Extracted records
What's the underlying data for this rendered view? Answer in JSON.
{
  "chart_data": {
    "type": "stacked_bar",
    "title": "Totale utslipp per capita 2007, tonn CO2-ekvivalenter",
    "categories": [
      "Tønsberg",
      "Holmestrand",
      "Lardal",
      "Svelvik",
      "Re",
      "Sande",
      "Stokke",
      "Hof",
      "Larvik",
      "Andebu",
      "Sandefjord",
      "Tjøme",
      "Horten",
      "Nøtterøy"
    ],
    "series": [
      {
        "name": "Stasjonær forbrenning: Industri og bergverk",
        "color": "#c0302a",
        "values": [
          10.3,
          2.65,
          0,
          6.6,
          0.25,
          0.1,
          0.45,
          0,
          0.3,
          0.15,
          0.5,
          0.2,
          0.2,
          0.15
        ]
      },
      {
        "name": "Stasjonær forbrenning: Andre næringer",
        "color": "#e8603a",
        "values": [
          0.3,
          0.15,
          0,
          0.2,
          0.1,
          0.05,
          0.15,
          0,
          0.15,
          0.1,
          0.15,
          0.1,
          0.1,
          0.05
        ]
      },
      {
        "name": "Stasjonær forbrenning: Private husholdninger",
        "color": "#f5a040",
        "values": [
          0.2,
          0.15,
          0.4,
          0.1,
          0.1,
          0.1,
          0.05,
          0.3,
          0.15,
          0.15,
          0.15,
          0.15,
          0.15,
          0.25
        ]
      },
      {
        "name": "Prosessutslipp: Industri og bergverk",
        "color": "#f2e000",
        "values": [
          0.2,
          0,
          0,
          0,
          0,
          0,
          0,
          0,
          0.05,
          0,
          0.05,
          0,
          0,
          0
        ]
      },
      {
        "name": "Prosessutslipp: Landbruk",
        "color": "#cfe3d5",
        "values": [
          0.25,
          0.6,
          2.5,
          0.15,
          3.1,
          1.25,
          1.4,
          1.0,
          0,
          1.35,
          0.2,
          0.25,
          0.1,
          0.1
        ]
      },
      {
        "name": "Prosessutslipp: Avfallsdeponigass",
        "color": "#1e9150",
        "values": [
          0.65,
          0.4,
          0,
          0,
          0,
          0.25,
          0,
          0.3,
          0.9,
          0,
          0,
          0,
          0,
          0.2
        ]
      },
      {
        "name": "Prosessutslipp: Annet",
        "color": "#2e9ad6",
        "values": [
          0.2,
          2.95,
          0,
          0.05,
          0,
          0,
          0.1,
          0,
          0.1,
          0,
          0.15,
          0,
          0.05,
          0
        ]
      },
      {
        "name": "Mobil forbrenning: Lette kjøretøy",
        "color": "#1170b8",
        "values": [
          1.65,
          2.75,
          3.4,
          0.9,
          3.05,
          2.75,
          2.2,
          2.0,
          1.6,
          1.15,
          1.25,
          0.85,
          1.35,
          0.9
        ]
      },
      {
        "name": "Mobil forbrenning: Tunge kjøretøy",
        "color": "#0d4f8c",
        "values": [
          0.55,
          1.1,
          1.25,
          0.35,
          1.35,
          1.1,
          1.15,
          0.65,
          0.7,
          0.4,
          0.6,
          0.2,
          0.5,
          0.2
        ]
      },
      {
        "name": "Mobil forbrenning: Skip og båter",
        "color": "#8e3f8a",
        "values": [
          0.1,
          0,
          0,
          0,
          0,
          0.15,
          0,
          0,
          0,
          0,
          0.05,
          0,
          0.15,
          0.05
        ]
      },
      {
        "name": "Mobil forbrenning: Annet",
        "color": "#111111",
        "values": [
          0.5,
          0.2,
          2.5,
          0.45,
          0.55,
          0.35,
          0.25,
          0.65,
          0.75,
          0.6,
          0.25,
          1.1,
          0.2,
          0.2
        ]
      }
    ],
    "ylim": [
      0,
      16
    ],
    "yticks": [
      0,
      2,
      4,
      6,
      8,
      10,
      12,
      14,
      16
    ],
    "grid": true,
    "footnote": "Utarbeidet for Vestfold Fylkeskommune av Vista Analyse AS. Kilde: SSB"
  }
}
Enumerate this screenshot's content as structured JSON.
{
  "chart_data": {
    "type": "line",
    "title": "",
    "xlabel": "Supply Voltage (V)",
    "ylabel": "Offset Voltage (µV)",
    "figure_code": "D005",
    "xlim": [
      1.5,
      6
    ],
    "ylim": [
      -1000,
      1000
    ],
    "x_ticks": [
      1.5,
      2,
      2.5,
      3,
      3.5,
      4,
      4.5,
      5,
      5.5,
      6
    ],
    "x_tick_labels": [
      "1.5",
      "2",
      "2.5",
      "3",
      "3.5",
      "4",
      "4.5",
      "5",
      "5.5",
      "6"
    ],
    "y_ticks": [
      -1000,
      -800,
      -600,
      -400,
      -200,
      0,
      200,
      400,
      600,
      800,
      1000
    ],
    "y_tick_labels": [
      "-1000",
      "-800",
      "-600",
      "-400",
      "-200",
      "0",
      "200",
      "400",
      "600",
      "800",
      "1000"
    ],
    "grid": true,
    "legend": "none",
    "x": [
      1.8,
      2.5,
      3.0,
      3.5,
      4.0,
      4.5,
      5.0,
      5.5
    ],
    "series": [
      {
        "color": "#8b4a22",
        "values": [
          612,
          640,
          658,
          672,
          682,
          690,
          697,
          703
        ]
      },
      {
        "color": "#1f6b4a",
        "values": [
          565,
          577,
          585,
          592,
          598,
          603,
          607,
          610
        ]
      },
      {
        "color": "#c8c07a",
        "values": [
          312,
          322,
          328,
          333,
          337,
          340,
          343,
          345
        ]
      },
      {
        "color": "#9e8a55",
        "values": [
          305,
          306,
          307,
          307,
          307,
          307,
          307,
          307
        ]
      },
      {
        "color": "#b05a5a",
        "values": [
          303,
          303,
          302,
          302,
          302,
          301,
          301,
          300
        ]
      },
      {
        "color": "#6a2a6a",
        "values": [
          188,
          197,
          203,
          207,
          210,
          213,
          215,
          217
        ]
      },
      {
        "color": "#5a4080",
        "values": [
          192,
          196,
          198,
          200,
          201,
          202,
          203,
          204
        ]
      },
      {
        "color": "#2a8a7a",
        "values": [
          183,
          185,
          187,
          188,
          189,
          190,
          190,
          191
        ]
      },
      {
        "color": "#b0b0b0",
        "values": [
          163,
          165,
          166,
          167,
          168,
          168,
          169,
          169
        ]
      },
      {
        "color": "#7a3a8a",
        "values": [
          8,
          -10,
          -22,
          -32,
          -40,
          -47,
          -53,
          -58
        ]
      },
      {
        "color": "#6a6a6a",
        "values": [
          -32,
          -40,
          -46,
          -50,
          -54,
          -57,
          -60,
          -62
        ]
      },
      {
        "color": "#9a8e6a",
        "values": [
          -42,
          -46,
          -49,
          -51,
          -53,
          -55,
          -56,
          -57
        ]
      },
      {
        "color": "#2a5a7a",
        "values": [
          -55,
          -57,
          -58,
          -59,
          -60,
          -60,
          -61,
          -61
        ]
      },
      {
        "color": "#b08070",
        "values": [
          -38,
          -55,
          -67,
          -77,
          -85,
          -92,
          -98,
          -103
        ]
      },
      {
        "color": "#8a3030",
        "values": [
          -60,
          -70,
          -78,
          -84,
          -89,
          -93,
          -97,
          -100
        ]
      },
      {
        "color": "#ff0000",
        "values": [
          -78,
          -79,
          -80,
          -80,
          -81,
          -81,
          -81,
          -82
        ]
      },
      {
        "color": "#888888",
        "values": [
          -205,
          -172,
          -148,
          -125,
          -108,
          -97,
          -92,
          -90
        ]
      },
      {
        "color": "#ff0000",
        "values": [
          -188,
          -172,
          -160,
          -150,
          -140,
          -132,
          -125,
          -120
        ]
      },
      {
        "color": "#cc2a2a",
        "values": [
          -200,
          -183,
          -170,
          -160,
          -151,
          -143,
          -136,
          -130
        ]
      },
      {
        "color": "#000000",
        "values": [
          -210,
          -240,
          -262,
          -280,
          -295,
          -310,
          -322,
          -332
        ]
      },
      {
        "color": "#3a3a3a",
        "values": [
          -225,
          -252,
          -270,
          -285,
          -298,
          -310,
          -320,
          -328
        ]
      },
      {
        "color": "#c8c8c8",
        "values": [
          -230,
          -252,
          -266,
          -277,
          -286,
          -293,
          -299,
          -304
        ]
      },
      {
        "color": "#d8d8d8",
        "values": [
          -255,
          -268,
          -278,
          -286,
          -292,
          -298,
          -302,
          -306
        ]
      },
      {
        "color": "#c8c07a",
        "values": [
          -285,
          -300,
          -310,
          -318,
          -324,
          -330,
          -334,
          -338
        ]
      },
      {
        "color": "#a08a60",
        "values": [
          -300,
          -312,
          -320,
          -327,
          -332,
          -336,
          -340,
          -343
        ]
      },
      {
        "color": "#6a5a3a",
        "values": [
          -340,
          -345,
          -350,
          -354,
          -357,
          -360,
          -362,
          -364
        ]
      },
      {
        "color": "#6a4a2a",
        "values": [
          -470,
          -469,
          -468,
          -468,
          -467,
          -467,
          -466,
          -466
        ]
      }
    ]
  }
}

> Objective
Identify the lines that hold the word "Prosessutslipp". Copy every one of them.

> Full answer
        "name": "Prosessutslipp: Industri og bergverk",
        "name": "Prosessutslipp: Landbruk",
        "name": "Prosessutslipp: Avfallsdeponigass",
        "name": "Prosessutslipp: Annet",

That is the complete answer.